EXERCISE GOAL = Tally the lines of the records that contain the string "amplitude". Reply with the number only.

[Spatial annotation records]
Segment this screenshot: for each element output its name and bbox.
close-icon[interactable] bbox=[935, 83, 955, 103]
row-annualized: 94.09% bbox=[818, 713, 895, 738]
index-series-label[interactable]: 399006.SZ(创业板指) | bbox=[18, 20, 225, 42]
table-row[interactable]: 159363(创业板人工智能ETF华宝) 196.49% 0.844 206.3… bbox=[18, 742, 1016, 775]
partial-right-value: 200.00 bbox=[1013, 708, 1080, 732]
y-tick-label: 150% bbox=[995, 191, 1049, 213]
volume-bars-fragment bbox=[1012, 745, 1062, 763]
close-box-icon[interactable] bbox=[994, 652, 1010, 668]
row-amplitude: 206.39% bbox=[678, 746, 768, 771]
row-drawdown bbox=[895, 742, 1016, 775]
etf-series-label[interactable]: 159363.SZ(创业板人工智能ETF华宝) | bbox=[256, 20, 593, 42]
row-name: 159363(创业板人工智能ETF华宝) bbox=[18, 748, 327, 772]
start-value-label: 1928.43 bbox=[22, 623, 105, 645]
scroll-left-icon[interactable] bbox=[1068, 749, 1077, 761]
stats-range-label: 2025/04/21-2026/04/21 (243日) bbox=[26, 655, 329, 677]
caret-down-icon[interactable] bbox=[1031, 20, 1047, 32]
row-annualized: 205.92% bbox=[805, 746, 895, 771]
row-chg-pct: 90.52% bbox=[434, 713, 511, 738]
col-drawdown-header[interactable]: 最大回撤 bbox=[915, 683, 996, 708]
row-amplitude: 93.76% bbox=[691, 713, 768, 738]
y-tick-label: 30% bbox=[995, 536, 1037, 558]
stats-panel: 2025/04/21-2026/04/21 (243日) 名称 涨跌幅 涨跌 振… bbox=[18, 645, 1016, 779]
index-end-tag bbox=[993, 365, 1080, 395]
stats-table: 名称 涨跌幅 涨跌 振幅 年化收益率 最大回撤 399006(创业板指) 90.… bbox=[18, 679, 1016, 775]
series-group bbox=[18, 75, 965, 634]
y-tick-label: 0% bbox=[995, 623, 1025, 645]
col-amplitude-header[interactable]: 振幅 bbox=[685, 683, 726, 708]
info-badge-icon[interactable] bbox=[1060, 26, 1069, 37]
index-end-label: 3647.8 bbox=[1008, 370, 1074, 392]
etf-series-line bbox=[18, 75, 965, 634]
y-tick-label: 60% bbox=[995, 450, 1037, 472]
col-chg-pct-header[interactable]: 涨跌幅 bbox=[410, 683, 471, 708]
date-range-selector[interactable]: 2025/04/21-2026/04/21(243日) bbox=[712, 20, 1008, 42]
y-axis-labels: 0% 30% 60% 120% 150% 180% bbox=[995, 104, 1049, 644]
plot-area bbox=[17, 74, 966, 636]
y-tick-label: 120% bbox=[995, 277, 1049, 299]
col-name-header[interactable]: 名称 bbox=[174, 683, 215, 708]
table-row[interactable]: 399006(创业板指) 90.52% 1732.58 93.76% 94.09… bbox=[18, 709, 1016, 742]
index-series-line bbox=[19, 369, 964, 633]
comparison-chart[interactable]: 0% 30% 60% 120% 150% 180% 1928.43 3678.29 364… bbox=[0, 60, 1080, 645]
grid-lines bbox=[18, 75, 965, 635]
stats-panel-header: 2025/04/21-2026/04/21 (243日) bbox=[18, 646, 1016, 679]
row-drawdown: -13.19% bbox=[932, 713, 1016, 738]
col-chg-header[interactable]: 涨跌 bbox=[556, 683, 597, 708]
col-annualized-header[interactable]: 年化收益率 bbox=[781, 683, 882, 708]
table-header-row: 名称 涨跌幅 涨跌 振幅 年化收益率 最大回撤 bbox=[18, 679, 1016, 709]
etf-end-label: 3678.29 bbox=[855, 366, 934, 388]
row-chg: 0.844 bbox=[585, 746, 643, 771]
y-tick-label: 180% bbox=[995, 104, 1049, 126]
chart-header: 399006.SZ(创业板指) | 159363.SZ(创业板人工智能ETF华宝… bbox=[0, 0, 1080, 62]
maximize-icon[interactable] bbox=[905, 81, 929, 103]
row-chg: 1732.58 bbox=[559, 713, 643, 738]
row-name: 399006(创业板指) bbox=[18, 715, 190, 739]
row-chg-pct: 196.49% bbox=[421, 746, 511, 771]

RESPONSE TO THE TASK = 3